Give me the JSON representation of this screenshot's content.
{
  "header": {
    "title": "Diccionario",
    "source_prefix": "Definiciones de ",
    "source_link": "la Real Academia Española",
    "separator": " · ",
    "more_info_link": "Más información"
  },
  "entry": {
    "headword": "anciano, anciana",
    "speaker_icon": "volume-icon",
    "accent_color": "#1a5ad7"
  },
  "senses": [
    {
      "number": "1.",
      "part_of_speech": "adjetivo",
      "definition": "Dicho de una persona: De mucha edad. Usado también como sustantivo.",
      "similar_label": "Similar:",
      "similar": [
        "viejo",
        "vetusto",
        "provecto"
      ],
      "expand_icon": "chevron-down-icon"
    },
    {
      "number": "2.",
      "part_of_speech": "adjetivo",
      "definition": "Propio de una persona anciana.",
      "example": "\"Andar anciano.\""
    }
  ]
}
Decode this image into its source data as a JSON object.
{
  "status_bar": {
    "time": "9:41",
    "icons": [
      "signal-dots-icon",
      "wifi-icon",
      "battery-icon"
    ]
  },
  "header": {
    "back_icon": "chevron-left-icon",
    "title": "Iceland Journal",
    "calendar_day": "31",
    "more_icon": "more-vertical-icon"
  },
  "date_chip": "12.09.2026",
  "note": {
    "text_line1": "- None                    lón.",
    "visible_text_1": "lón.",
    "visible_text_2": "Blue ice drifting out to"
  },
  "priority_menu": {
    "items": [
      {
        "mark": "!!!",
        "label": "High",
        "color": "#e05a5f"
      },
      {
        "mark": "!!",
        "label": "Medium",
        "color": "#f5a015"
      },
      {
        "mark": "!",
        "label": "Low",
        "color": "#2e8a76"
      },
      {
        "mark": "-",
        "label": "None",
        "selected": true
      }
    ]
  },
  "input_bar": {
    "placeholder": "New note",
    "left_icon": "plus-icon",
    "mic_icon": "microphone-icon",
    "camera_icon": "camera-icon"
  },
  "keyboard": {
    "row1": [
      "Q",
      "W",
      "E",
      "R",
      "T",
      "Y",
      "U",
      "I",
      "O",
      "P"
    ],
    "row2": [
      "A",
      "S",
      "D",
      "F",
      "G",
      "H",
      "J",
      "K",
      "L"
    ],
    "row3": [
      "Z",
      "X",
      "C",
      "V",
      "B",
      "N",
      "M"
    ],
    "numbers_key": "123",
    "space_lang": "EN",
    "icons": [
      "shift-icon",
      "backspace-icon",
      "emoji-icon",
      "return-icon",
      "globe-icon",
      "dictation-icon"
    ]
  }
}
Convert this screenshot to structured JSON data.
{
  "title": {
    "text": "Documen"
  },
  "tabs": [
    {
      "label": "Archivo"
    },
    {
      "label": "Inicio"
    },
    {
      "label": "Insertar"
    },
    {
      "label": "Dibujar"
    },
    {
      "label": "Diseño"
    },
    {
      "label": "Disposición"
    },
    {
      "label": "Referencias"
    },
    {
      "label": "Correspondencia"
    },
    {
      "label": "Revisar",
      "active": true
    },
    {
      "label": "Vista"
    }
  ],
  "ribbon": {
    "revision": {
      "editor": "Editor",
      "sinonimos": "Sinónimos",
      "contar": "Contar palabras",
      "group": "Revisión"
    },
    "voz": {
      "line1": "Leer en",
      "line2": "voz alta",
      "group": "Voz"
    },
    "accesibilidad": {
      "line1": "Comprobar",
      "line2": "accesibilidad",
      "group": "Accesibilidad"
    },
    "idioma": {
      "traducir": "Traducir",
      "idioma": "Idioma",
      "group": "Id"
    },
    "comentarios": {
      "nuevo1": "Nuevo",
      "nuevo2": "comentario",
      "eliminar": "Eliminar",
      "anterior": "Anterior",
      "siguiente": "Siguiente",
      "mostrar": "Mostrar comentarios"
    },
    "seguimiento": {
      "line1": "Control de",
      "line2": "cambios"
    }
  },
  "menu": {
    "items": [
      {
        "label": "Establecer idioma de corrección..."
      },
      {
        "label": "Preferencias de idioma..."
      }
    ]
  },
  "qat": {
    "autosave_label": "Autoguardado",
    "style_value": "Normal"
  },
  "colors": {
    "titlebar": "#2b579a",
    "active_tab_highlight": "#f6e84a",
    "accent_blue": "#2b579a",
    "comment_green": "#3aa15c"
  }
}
========================================================================
> _PROBLEM_
Scan the material above for the string "group" and report each line where you find it.

> _COMPLETE RESPONSE_
      "group": "Revisión"
      "group": "Voz"
      "group": "Accesibilidad"
      "group": "Id"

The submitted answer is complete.